**TASK GOAL:**
Retype the listing that follows, exactly as written.

▼▼▼

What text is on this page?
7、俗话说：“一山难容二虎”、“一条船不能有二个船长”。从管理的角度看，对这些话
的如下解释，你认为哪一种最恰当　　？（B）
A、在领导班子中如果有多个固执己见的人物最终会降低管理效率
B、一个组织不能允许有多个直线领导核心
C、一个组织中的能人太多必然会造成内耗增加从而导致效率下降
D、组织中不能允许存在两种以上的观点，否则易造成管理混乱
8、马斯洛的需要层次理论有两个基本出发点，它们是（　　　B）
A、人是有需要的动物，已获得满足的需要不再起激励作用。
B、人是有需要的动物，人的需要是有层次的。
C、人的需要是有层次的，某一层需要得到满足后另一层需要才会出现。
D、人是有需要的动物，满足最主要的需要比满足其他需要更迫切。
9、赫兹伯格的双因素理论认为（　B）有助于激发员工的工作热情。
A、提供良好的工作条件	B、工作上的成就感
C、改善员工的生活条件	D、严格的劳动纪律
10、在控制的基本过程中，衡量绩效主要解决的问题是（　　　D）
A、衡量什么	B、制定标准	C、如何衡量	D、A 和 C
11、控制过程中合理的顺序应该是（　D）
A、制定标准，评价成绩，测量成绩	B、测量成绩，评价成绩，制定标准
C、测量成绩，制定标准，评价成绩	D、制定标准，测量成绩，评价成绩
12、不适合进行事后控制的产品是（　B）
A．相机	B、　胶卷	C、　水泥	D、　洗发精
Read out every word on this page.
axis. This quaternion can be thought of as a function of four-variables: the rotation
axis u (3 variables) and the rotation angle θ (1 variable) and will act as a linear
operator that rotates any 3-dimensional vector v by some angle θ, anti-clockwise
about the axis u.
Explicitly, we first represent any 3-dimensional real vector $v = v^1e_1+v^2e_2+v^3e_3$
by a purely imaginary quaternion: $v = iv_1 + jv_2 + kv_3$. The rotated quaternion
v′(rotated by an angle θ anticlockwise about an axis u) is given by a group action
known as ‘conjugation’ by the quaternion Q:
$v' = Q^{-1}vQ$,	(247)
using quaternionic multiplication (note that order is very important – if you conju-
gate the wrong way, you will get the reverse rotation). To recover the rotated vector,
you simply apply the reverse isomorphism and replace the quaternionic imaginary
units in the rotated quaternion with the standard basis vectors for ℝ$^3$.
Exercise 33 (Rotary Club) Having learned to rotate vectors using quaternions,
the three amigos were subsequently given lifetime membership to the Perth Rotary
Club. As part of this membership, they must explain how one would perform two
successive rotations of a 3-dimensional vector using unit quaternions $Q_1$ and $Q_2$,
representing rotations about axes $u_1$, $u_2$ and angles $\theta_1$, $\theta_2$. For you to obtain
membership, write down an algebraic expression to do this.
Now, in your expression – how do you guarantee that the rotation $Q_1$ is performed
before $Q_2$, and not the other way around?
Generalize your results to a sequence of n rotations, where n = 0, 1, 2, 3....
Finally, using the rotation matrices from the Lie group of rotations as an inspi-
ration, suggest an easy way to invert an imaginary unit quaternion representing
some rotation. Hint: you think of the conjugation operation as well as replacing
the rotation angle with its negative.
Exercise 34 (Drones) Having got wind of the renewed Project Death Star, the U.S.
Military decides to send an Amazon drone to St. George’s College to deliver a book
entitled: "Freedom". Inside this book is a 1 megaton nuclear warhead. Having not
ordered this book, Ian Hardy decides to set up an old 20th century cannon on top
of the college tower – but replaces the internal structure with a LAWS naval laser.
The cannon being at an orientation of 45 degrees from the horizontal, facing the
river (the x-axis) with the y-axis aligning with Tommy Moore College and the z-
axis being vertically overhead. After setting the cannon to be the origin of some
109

▲▲▲

**EXERCISE RESPONSE:**
What text is on this page?
7、俗话说：“一山难容二虎”、“一条船不能有二个船长”。从管理的角度看，对这些话
的如下解释，你认为哪一种最恰当　　？（B）
A、在领导班子中如果有多个固执己见的人物最终会降低管理效率
B、一个组织不能允许有多个直线领导核心
C、一个组织中的能人太多必然会造成内耗增加从而导致效率下降
D、组织中不能允许存在两种以上的观点，否则易造成管理混乱
8、马斯洛的需要层次理论有两个基本出发点，它们是（　　　B）
A、人是有需要的动物，已获得满足的需要不再起激励作用。
B、人是有需要的动物，人的需要是有层次的。
C、人的需要是有层次的，某一层需要得到满足后另一层需要才会出现。
D、人是有需要的动物，满足最主要的需要比满足其他需要更迫切。
9、赫兹伯格的双因素理论认为（　B）有助于激发员工的工作热情。
A、提供良好的工作条件	B、工作上的成就感
C、改善员工的生活条件	D、严格的劳动纪律
10、在控制的基本过程中，衡量绩效主要解决的问题是（　　　D）
A、衡量什么	B、制定标准	C、如何衡量	D、A 和 C
11、控制过程中合理的顺序应该是（　D）
A、制定标准，评价成绩，测量成绩	B、测量成绩，评价成绩，制定标准
C、测量成绩，制定标准，评价成绩	D、制定标准，测量成绩，评价成绩
12、不适合进行事后控制的产品是（　B）
A．相机	B、　胶卷	C、　水泥	D、　洗发精
Read out every word on this page.
axis. This quaternion can be thought of as a function of four-variables: the rotation
axis u (3 variables) and the rotation angle θ (1 variable) and will act as a linear
operator that rotates any 3-dimensional vector v by some angle θ, anti-clockwise
about the axis u.
Explicitly, we first represent any 3-dimensional real vector $v = v^1e_1+v^2e_2+v^3e_3$
by a purely imaginary quaternion: $v = iv_1 + jv_2 + kv_3$. The rotated quaternion
v′(rotated by an angle θ anticlockwise about an axis u) is given by a group action
known as ‘conjugation’ by the quaternion Q:
$v' = Q^{-1}vQ$,	(247)
using quaternionic multiplication (note that order is very important – if you conju-
gate the wrong way, you will get the reverse rotation). To recover the rotated vector,
you simply apply the reverse isomorphism and replace the quaternionic imaginary
units in the rotated quaternion with the standard basis vectors for ℝ$^3$.
Exercise 33 (Rotary Club) Having learned to rotate vectors using quaternions,
the three amigos were subsequently given lifetime membership to the Perth Rotary
Club. As part of this membership, they must explain how one would perform two
successive rotations of a 3-dimensional vector using unit quaternions $Q_1$ and $Q_2$,
representing rotations about axes $u_1$, $u_2$ and angles $\theta_1$, $\theta_2$. For you to obtain
membership, write down an algebraic expression to do this.
Now, in your expression – how do you guarantee that the rotation $Q_1$ is performed
before $Q_2$, and not the other way around?
Generalize your results to a sequence of n rotations, where n = 0, 1, 2, 3....
Finally, using the rotation matrices from the Lie group of rotations as an inspi-
ration, suggest an easy way to invert an imaginary unit quaternion representing
some rotation. Hint: you think of the conjugation operation as well as replacing
the rotation angle with its negative.
Exercise 34 (Drones) Having got wind of the renewed Project Death Star, the U.S.
Military decides to send an Amazon drone to St. George’s College to deliver a book
entitled: "Freedom". Inside this book is a 1 megaton nuclear warhead. Having not
ordered this book, Ian Hardy decides to set up an old 20th century cannon on top
of the college tower – but replaces the internal structure with a LAWS naval laser.
The cannon being at an orientation of 45 degrees from the horizontal, facing the
river (the x-axis) with the y-axis aligning with Tommy Moore College and the z-
axis being vertically overhead. After setting the cannon to be the origin of some
109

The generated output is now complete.